**Information provided:**
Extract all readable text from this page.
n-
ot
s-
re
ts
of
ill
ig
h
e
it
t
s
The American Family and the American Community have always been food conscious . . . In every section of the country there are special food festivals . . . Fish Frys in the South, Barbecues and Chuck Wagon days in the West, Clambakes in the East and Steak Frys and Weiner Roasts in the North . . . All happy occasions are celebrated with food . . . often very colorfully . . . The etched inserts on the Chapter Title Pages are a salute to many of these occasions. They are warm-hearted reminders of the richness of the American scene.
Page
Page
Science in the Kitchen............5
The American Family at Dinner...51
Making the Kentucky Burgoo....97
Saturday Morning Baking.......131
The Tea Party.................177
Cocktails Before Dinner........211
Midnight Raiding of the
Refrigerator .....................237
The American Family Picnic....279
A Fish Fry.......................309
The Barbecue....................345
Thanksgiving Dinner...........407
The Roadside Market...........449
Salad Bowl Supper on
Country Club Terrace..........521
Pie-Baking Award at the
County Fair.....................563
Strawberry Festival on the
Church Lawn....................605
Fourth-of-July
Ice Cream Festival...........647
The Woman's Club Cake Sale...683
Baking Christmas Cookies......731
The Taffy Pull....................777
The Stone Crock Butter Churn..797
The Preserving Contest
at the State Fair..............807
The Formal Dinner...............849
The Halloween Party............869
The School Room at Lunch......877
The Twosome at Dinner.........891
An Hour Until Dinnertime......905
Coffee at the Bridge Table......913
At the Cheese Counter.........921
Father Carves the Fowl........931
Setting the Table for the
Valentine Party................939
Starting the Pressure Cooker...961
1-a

**Given exercise:**
Extract all of the data shown above without alteration.

**Response below:**
Extract all readable text from this page.
n-
ot
s-
re
ts
of
ill
ig
h
e
it
t
s
The American Family and the American Community have always been food conscious . . . In every section of the country there are special food festivals . . . Fish Frys in the South, Barbecues and Chuck Wagon days in the West, Clambakes in the East and Steak Frys and Weiner Roasts in the North . . . All happy occasions are celebrated with food . . . often very colorfully . . . The etched inserts on the Chapter Title Pages are a salute to many of these occasions. They are warm-hearted reminders of the richness of the American scene.
Page
Page
Science in the Kitchen............5
The American Family at Dinner...51
Making the Kentucky Burgoo....97
Saturday Morning Baking.......131
The Tea Party.................177
Cocktails Before Dinner........211
Midnight Raiding of the
Refrigerator .....................237
The American Family Picnic....279
A Fish Fry.......................309
The Barbecue....................345
Thanksgiving Dinner...........407
The Roadside Market...........449
Salad Bowl Supper on
Country Club Terrace..........521
Pie-Baking Award at the
County Fair.....................563
Strawberry Festival on the
Church Lawn....................605
Fourth-of-July
Ice Cream Festival...........647
The Woman's Club Cake Sale...683
Baking Christmas Cookies......731
The Taffy Pull....................777
The Stone Crock Butter Churn..797
The Preserving Contest
at the State Fair..............807
The Formal Dinner...............849
The Halloween Party............869
The School Room at Lunch......877
The Twosome at Dinner.........891
An Hour Until Dinnertime......905
Coffee at the Bridge Table......913
At the Cheese Counter.........921
Father Carves the Fowl........931
Setting the Table for the
Valentine Party................939
Starting the Pressure Cooker...961
1-a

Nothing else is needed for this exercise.